Problem description | Can you write out all of the material below, word for word?

Material for the task |
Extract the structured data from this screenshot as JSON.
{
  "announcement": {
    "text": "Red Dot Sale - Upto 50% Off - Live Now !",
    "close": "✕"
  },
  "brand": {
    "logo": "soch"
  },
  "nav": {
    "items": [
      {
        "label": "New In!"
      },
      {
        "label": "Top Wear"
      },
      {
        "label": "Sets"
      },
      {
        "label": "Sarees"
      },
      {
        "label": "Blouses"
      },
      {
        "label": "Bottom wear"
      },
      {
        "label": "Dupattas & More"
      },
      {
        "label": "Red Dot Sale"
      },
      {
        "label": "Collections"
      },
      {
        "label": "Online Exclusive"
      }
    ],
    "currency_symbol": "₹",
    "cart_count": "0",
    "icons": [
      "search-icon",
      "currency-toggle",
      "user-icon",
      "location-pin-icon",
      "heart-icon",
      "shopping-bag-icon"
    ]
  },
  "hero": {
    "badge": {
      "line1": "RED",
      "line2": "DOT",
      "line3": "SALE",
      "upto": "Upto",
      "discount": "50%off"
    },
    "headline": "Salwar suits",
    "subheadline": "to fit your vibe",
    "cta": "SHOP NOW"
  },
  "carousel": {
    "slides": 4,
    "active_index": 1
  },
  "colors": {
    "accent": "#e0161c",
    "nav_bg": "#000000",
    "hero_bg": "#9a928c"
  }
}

Written answer |
Extract the structured data from this screenshot as JSON.
{
  "announcement": {
    "text": "Red Dot Sale - Upto 50% Off - Live Now !",
    "close": "✕"
  },
  "brand": {
    "logo": "soch"
  },
  "nav": {
    "items": [
      {
        "label": "New In!"
      },
      {
        "label": "Top Wear"
      },
      {
        "label": "Sets"
      },
      {
        "label": "Sarees"
      },
      {
        "label": "Blouses"
      },
      {
        "label": "Bottom wear"
      },
      {
        "label": "Dupattas & More"
      },
      {
        "label": "Red Dot Sale"
      },
      {
        "label": "Collections"
      },
      {
        "label": "Online Exclusive"
      }
    ],
    "currency_symbol": "₹",
    "cart_count": "0",
    "icons": [
      "search-icon",
      "currency-toggle",
      "user-icon",
      "location-pin-icon",
      "heart-icon",
      "shopping-bag-icon"
    ]
  },
  "hero": {
    "badge": {
      "line1": "RED",
      "line2": "DOT",
      "line3": "SALE",
      "upto": "Upto",
      "discount": "50%off"
    },
    "headline": "Salwar suits",
    "subheadline": "to fit your vibe",
    "cta": "SHOP NOW"
  },
  "carousel": {
    "slides": 4,
    "active_index": 1
  },
  "colors": {
    "accent": "#e0161c",
    "nav_bg": "#000000",
    "hero_bg": "#9a928c"
  }
}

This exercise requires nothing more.